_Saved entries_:

•••

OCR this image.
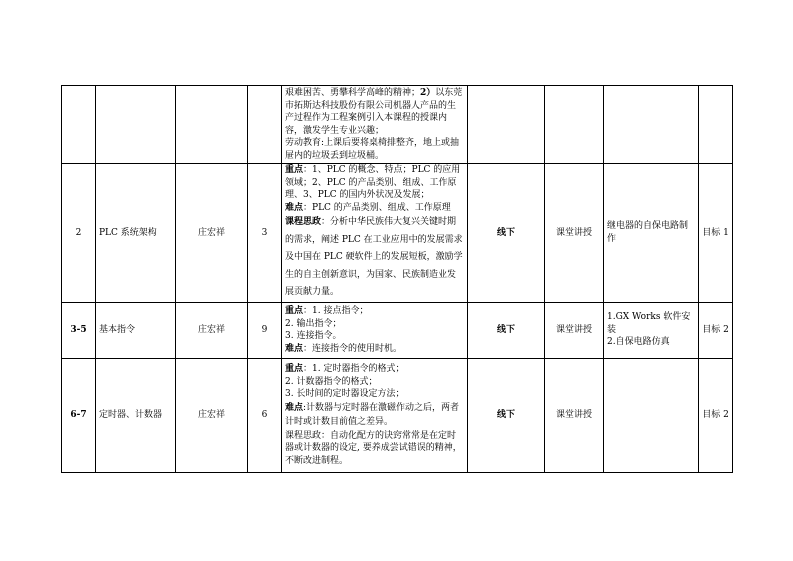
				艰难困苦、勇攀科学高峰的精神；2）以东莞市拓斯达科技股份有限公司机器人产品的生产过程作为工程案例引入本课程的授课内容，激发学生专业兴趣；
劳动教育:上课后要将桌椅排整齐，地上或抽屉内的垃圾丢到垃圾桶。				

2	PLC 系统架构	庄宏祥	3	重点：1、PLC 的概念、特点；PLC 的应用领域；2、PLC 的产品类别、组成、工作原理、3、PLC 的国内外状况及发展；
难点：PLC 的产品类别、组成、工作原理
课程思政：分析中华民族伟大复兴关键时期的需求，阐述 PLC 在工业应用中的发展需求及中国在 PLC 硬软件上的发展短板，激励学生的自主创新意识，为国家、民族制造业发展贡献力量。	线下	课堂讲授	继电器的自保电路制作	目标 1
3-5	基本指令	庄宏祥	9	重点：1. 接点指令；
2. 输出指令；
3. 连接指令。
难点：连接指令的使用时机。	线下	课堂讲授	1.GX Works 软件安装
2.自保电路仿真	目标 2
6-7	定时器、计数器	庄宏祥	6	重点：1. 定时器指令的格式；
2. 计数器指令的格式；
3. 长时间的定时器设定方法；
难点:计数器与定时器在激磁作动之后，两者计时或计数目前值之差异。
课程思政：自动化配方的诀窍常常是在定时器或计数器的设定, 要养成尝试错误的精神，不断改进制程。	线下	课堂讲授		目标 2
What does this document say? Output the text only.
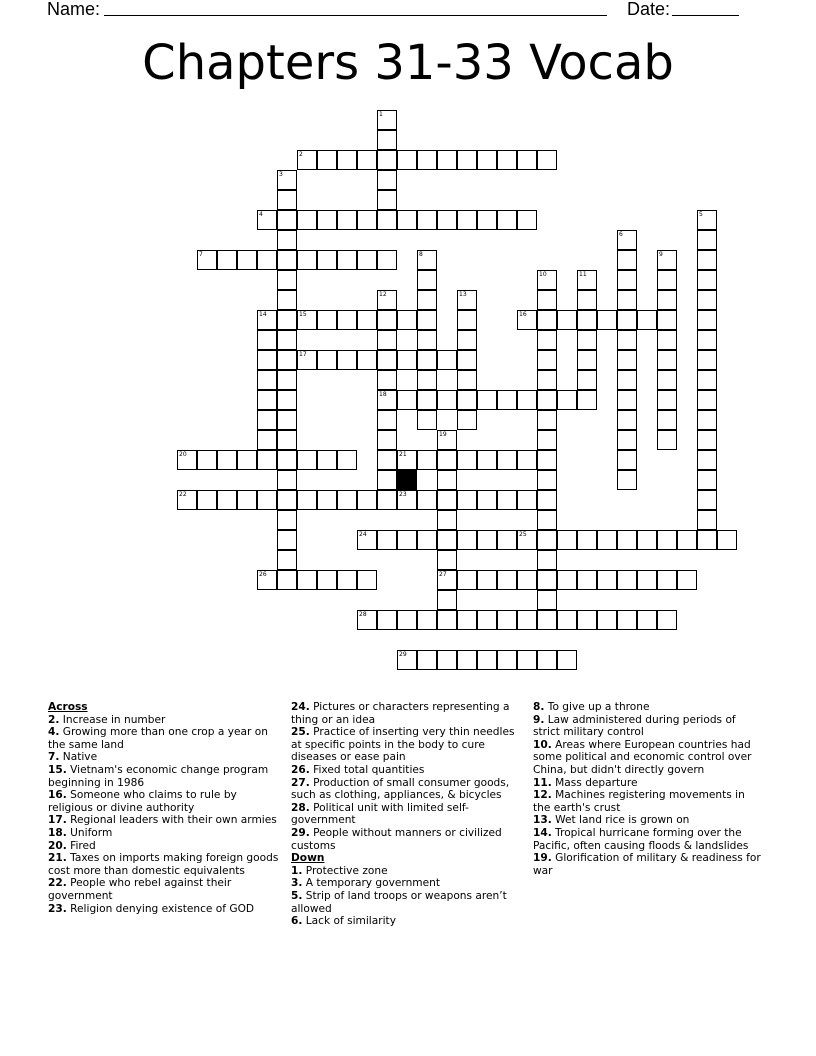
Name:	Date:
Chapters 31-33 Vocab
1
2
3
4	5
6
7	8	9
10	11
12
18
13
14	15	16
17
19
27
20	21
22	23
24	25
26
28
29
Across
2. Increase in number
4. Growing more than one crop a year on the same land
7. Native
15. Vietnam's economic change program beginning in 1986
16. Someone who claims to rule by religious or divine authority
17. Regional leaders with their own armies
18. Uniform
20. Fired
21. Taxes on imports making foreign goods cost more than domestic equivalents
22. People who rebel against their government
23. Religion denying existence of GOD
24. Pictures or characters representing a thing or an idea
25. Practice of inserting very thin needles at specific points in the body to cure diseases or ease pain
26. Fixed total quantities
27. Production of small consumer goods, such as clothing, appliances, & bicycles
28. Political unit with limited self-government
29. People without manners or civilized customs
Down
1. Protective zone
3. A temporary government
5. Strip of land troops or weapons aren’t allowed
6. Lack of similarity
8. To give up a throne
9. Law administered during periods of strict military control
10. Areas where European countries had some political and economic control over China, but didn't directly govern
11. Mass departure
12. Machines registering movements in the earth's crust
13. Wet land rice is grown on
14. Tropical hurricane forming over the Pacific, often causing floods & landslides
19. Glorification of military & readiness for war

•••

_What is expected_: Every entry should be returned exactly as written, minus the pictures.

_Right answer_:
OCR this image.
				艰难困苦、勇攀科学高峰的精神；2）以东莞市拓斯达科技股份有限公司机器人产品的生产过程作为工程案例引入本课程的授课内容，激发学生专业兴趣；
劳动教育:上课后要将桌椅排整齐，地上或抽屉内的垃圾丢到垃圾桶。				

2	PLC 系统架构	庄宏祥	3	重点：1、PLC 的概念、特点；PLC 的应用领域；2、PLC 的产品类别、组成、工作原理、3、PLC 的国内外状况及发展；
难点：PLC 的产品类别、组成、工作原理
课程思政：分析中华民族伟大复兴关键时期的需求，阐述 PLC 在工业应用中的发展需求及中国在 PLC 硬软件上的发展短板，激励学生的自主创新意识，为国家、民族制造业发展贡献力量。	线下	课堂讲授	继电器的自保电路制作	目标 1
3-5	基本指令	庄宏祥	9	重点：1. 接点指令；
2. 输出指令；
3. 连接指令。
难点：连接指令的使用时机。	线下	课堂讲授	1.GX Works 软件安装
2.自保电路仿真	目标 2
6-7	定时器、计数器	庄宏祥	6	重点：1. 定时器指令的格式；
2. 计数器指令的格式；
3. 长时间的定时器设定方法；
难点:计数器与定时器在激磁作动之后，两者计时或计数目前值之差异。
课程思政：自动化配方的诀窍常常是在定时器或计数器的设定, 要养成尝试错误的精神，不断改进制程。	线下	课堂讲授		目标 2
What does this document say? Output the text only.
Name:	Date:
Chapters 31-33 Vocab
1
2
3
4	5
6
7	8	9
10	11
12
18
13
14	15	16
17
19
27
20	21
22	23
24	25
26
28
29
Across
2. Increase in number
4. Growing more than one crop a year on the same land
7. Native
15. Vietnam's economic change program beginning in 1986
16. Someone who claims to rule by religious or divine authority
17. Regional leaders with their own armies
18. Uniform
20. Fired
21. Taxes on imports making foreign goods cost more than domestic equivalents
22. People who rebel against their government
23. Religion denying existence of GOD
24. Pictures or characters representing a thing or an idea
25. Practice of inserting very thin needles at specific points in the body to cure diseases or ease pain
26. Fixed total quantities
27. Production of small consumer goods, such as clothing, appliances, & bicycles
28. Political unit with limited self-government
29. People without manners or civilized customs
Down
1. Protective zone
3. A temporary government
5. Strip of land troops or weapons aren’t allowed
6. Lack of similarity
8. To give up a throne
9. Law administered during periods of strict military control
10. Areas where European countries had some political and economic control over China, but didn't directly govern
11. Mass departure
12. Machines registering movements in the earth's crust
13. Wet land rice is grown on
14. Tropical hurricane forming over the Pacific, often causing floods & landslides
19. Glorification of military & readiness for war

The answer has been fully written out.